I discovered that there's a totally new format in town from LP. It's called Trips - and is clearly an attempt to continue to move the LP brand into the more mainstream travel sector. At present it looks like the series is only for US destinations.

It features Road Trips with maps and detailed itineraries... trips are categorised:

- For Urbanites
- For Foodies
- Iconic Trips
- Offbeat Trips
- Cultural Trips

The design and series logo are both really smart. I'm surprised I've not received any PR releases from the LP press office, but guess it's because I'm UK based.

One-sized travel sites… don’t fit all

18 Mar

There are stacks of travel websites out there trying to be all things to all holidaymakers. None in my opinion do a very good job. Let's face it, it's difficult indeed to cover all the different sections of the market - families, honeymooners, backpackers, singles, adventure seekers, beach bums. I pity the poor punter trying to research their holiday on-line at the moment.

What surprises me is that we're not seeing more decent niche travel sites popping up. I think it's illustrative of how travel content on-line is still in its infancy. Few people are really investing in it and really thinking about who their audience might be. At the moment it's just about chucking a load of content up on a site - usually of very mediocre quality - and hoping enough traffic is generated to garner some ad revenue. Or alternatively setting up a big booking engine that pulls in product from all over the place (a la Expedia or Travelocity) and sticking a few bits of content around it just to make the site look nice.

Surely if you get the content right for a specific audience, you should be quite successful at selling product and gaining ad revenue?

I did find one example of a new site trying to mine customer niches recently. I got sent a press release about a new site called Holiday Goddess which is authored by '30 of the world's leading female writers'... 'Female friendly travel' is the strap line so it's presumably aimed at savvy lassies who know what they like and don't mind spending a little to have it.

But how depressing the site is. It's badly designed and looks awful. Clearly an attempt by people who know a thing or two about print but very little at all about the web and are working on a shoestring budget. Shame, they have the germ of a great idea.

[Collection entries]
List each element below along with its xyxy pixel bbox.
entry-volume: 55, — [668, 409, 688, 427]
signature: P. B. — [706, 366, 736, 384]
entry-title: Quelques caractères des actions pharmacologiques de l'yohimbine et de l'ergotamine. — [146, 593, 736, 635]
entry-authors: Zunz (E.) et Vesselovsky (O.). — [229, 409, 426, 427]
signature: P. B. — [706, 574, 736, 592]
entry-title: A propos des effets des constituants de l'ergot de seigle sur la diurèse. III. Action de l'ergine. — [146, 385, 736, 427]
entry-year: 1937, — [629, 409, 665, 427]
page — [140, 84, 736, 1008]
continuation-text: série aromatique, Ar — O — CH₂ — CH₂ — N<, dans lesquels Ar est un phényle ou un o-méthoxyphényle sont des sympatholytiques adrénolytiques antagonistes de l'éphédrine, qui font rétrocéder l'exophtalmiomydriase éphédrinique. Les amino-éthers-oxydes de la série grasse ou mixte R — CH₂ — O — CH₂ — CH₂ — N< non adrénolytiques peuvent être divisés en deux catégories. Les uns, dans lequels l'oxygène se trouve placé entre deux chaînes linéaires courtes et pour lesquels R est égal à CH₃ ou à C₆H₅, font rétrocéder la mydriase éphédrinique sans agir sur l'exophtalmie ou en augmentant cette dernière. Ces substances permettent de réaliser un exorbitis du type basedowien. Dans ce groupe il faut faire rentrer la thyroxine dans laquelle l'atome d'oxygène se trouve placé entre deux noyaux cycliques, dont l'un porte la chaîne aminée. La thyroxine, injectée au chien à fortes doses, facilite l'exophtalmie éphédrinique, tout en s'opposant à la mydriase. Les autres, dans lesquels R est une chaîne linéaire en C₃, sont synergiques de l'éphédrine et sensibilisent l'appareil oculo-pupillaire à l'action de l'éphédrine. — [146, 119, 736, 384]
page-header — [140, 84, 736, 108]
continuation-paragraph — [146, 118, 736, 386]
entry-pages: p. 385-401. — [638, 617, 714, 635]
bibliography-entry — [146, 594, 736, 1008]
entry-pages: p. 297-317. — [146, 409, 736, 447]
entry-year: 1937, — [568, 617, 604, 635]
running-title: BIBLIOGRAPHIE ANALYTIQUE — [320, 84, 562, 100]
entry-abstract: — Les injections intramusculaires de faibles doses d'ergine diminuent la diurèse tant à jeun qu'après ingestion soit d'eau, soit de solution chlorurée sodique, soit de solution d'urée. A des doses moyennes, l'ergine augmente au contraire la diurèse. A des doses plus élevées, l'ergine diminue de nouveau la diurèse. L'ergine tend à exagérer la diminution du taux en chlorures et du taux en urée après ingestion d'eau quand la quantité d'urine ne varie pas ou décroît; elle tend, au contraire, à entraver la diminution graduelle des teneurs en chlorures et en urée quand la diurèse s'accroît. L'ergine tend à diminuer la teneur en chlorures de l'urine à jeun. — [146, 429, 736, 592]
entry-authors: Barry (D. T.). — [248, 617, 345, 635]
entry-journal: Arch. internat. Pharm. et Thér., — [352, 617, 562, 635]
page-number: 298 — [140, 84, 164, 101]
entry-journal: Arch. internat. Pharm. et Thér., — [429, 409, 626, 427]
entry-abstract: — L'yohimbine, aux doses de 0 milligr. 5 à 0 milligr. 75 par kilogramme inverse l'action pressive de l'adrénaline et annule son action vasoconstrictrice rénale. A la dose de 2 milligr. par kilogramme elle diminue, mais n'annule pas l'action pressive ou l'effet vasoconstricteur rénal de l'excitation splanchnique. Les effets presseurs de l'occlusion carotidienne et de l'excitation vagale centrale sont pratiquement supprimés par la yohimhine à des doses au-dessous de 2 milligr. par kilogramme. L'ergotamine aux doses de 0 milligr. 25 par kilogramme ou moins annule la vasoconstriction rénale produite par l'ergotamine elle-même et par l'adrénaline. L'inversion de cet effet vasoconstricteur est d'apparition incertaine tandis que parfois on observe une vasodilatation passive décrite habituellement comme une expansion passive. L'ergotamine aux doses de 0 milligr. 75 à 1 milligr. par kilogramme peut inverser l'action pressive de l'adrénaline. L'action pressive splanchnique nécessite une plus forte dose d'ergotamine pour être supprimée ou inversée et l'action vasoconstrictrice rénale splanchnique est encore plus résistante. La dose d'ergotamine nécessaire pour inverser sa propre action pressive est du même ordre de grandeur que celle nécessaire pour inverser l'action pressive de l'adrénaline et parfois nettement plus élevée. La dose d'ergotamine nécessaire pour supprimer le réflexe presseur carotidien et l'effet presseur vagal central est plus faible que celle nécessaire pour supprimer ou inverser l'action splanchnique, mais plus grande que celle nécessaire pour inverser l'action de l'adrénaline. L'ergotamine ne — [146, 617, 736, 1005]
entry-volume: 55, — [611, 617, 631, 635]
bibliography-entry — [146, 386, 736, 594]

Instructions for the task -
Answer these questions using the travel blog excerpt:
1. For which destinations does the Trips series currently appear to be available?
2. What strap line does Holiday Goddess use?
3. Which two sites are named as examples of big booking engines?

Output of the task -
1. US destinations.
2. 'Female friendly travel'.
3. Expedia and Travelocity.